## Provided information
__________________________________________________
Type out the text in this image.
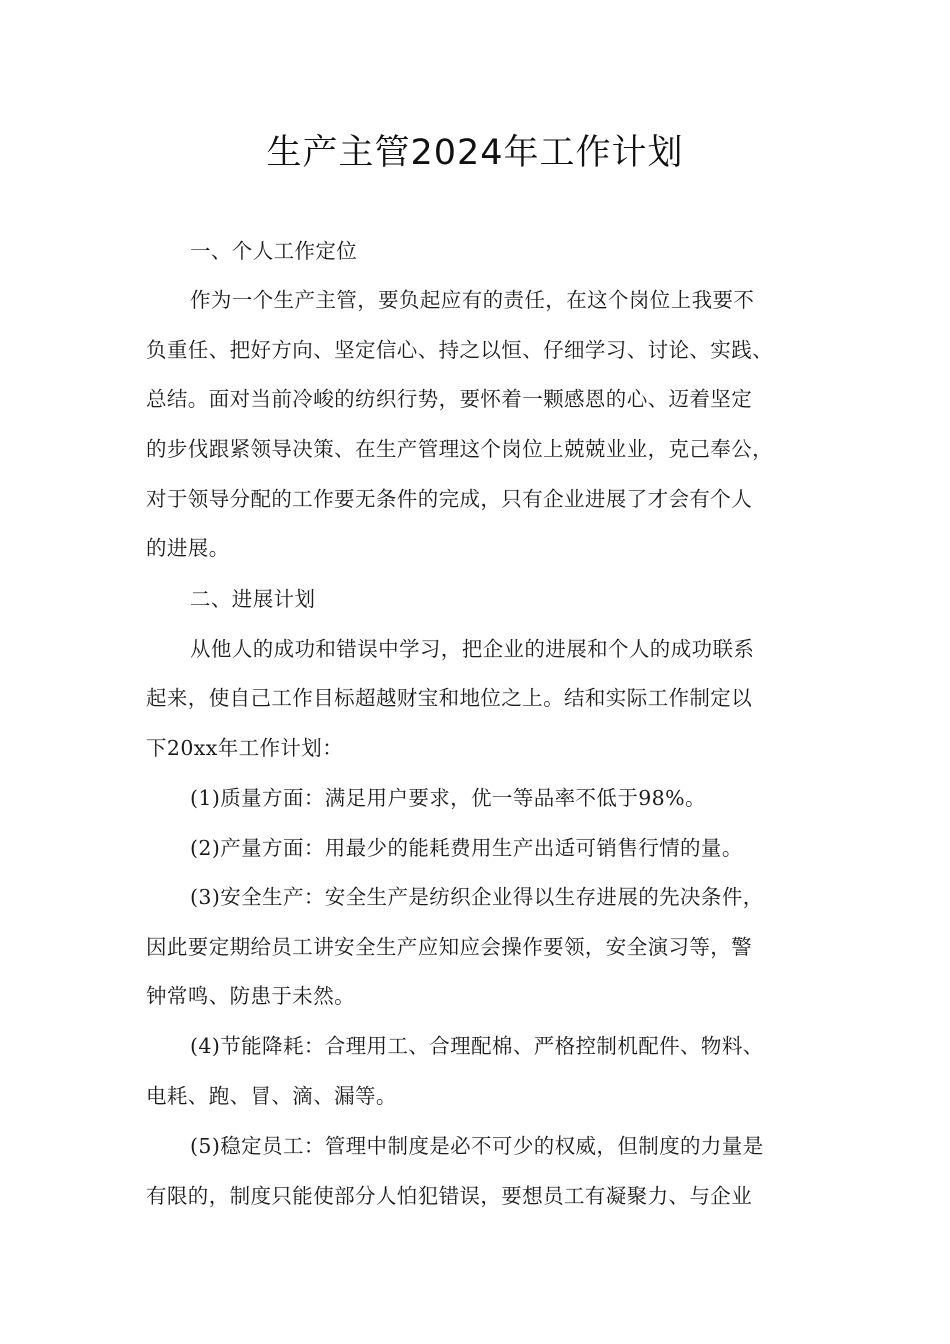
生产主管2024年工作计划
一、个人工作定位
作为一个生产主管，要负起应有的责任，在这个岗位上我要不
负重任、把好方向、坚定信心、持之以恒、仔细学习、讨论、实践、
总结。面对当前冷峻的纺织行势，要怀着一颗感恩的心、迈着坚定
的步伐跟紧领导决策、在生产管理这个岗位上兢兢业业，克己奉公，
对于领导分配的工作要无条件的完成，只有企业进展了才会有个人
的进展。
二、进展计划
从他人的成功和错误中学习，把企业的进展和个人的成功联系
起来，使自己工作目标超越财宝和地位之上。结和实际工作制定以
下20xx年工作计划：
(1)质量方面：满足用户要求，优一等品率不低于98%。
(2)产量方面：用最少的能耗费用生产出适可销售行情的量。
(3)安全生产：安全生产是纺织企业得以生存进展的先决条件，
因此要定期给员工讲安全生产应知应会操作要领，安全演习等，警
钟常鸣、防患于未然。
(4)节能降耗：合理用工、合理配棉、严格控制机配件、物料、
电耗、跑、冒、滴、漏等。
(5)稳定员工：管理中制度是必不可少的权威，但制度的力量是
有限的，制度只能使部分人怕犯错误，要想员工有凝聚力、与企业
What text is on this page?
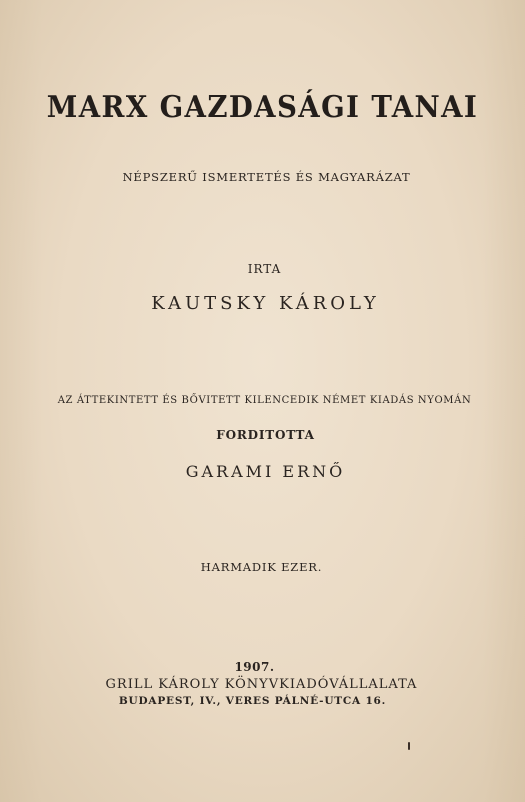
MARX GAZDASÁGI TANAI
NÉPSZERŰ ISMERTETÉS ÉS MAGYARÁZAT
IRTA
KAUTSKY KÁROLY
AZ ÁTTEKINTETT ÉS BŐVITETT KILENCEDIK NÉMET KIADÁS NYOMÁN
FORDITOTTA
GARAMI ERNŐ
HARMADIK EZER.
1907.
GRILL KÁROLY KÖNYVKIADÓVÁLLALATA
BUDAPEST, IV., VERES PÁLNÉ-UTCA 16.
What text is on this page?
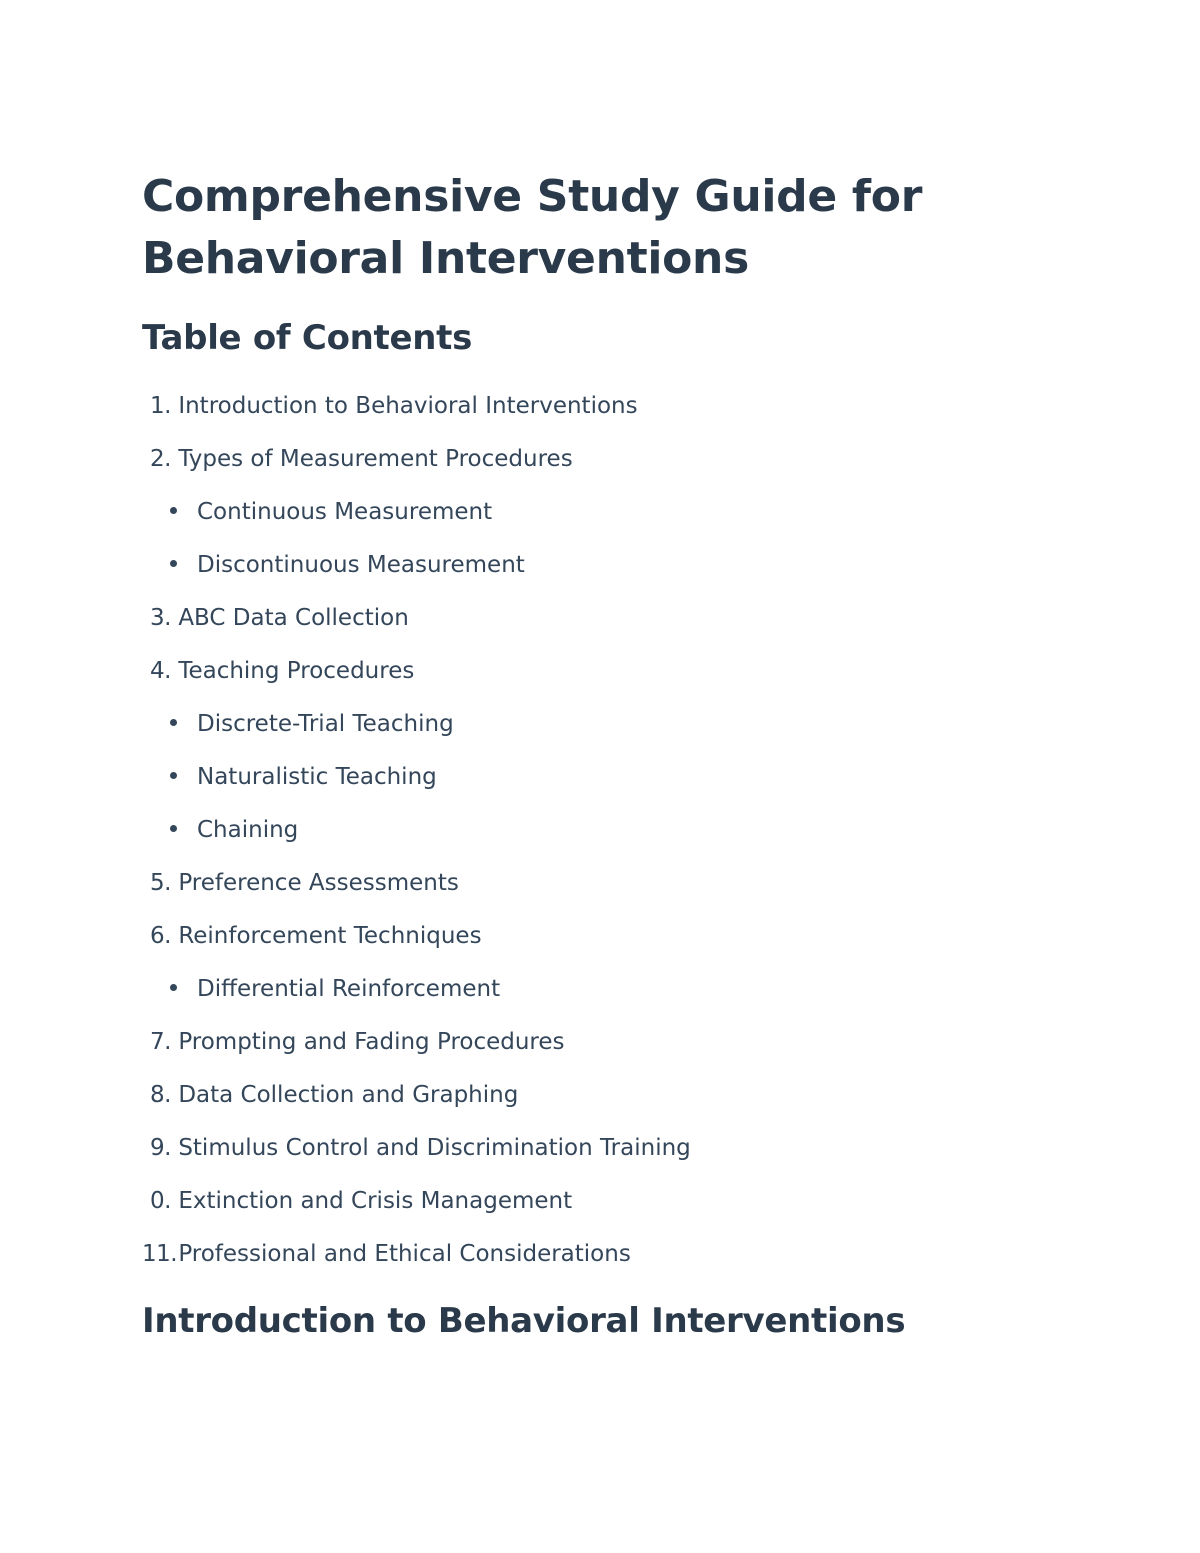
Comprehensive Study Guide for
Behavioral Interventions
Table of Contents
1. Introduction to Behavioral Interventions
2. Types of Measurement Procedures
Continuous Measurement
Discontinuous Measurement
3. ABC Data Collection
4. Teaching Procedures
Discrete-Trial Teaching
Naturalistic Teaching
Chaining
5. Preference Assessments
6. Reinforcement Techniques
Differential Reinforcement
7. Prompting and Fading Procedures
8. Data Collection and Graphing
9. Stimulus Control and Discrimination Training
0. Extinction and Crisis Management
11. Professional and Ethical Considerations
Introduction to Behavioral Interventions
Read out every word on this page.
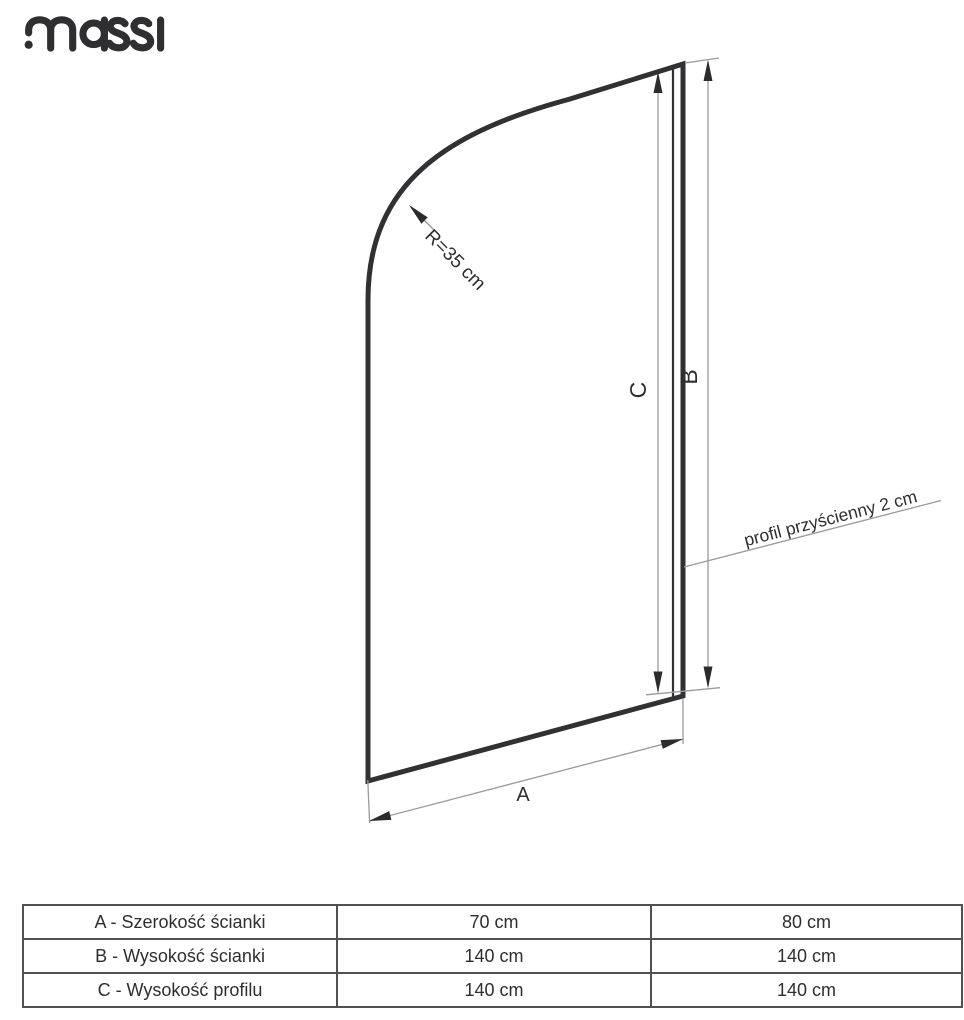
C
B
A
R=35 cm
profil przyścienny 2 cm
A - Szerokość ścianki	70 cm	80 cm
B - Wysokość ścianki	140 cm	140 cm
C - Wysokość profilu	140 cm	140 cm
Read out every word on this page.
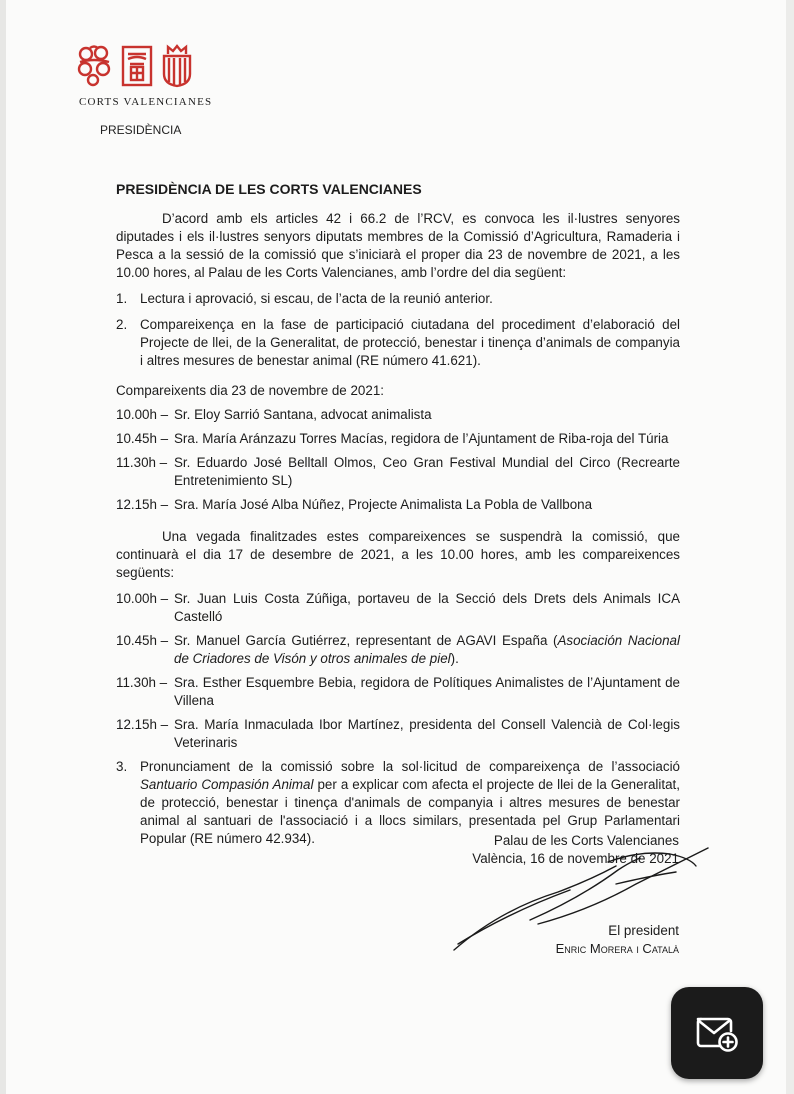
CORTS VALENCIANES
PRESIDÈNCIA
PRESIDÈNCIA DE LES CORTS VALENCIANES

D’acord amb els articles 42 i 66.2 de l’RCV, es convoca les il·lustres senyores diputades i els il·lustres senyors diputats membres de la Comissió d’Agricultura, Ramaderia i Pesca a la sessió de la comissió que s’iniciarà el proper dia 23 de novembre de 2021, a les 10.00 hores, al Palau de les Corts Valencianes, amb l’ordre del dia següent:

1. Lectura i aprovació, si escau, de l’acta de la reunió anterior.
2. Compareixença en la fase de participació ciutadana del procediment d’elaboració del Projecte de llei, de la Generalitat, de protecció, benestar i tinença d’animals de companyia i altres mesures de benestar animal (RE número 41.621).
Compareixents dia 23 de novembre de 2021:
10.00h – Sr. Eloy Sarrió Santana, advocat animalista
10.45h – Sra. María Aránzazu Torres Macías, regidora de l’Ajuntament de Riba-roja del Túria
11.30h – Sr. Eduardo José Belltall Olmos, Ceo Gran Festival Mundial del Circo (Recrearte Entretenimiento SL)
12.15h – Sra. María José Alba Núñez, Projecte Animalista La Pobla de Vallbona

Una vegada finalitzades estes compareixences se suspendrà la comissió, que continuarà el dia 17 de desembre de 2021, a les 10.00 hores, amb les compareixences següents:

10.00h – Sr. Juan Luis Costa Zúñiga, portaveu de la Secció dels Drets dels Animals ICA Castelló
10.45h – Sr. Manuel García Gutiérrez, representant de AGAVI España (Asociación Nacional de Criadores de Visón y otros animales de piel).
11.30h – Sra. Esther Esquembre Bebia, regidora de Polítiques Animalistes de l’Ajuntament de Villena
12.15h – Sra. María Inmaculada Ibor Martínez, presidenta del Consell Valencià de Col·legis Veterinaris
3. Pronunciament de la comissió sobre la sol·licitud de compareixença de l’associació Santuario Compasión Animal per a explicar com afecta el projecte de llei de la Generalitat, de protecció, benestar i tinença d'animals de companyia i altres mesures de benestar animal al santuari de l'associació i a llocs similars, presentada pel Grup Parlamentari Popular (RE número 42.934).	Palau de les Corts Valencianes
València, 16 de novembre de 2021
El president
Enric Morera i Català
__________________________________________________
## Stated exercise
Gather and copy every line of the data in which the string "Wysokość" is found.

## Exercise solution
B - Wysokość ścianki	140 cm	140 cm
C - Wysokość profilu	140 cm	140 cm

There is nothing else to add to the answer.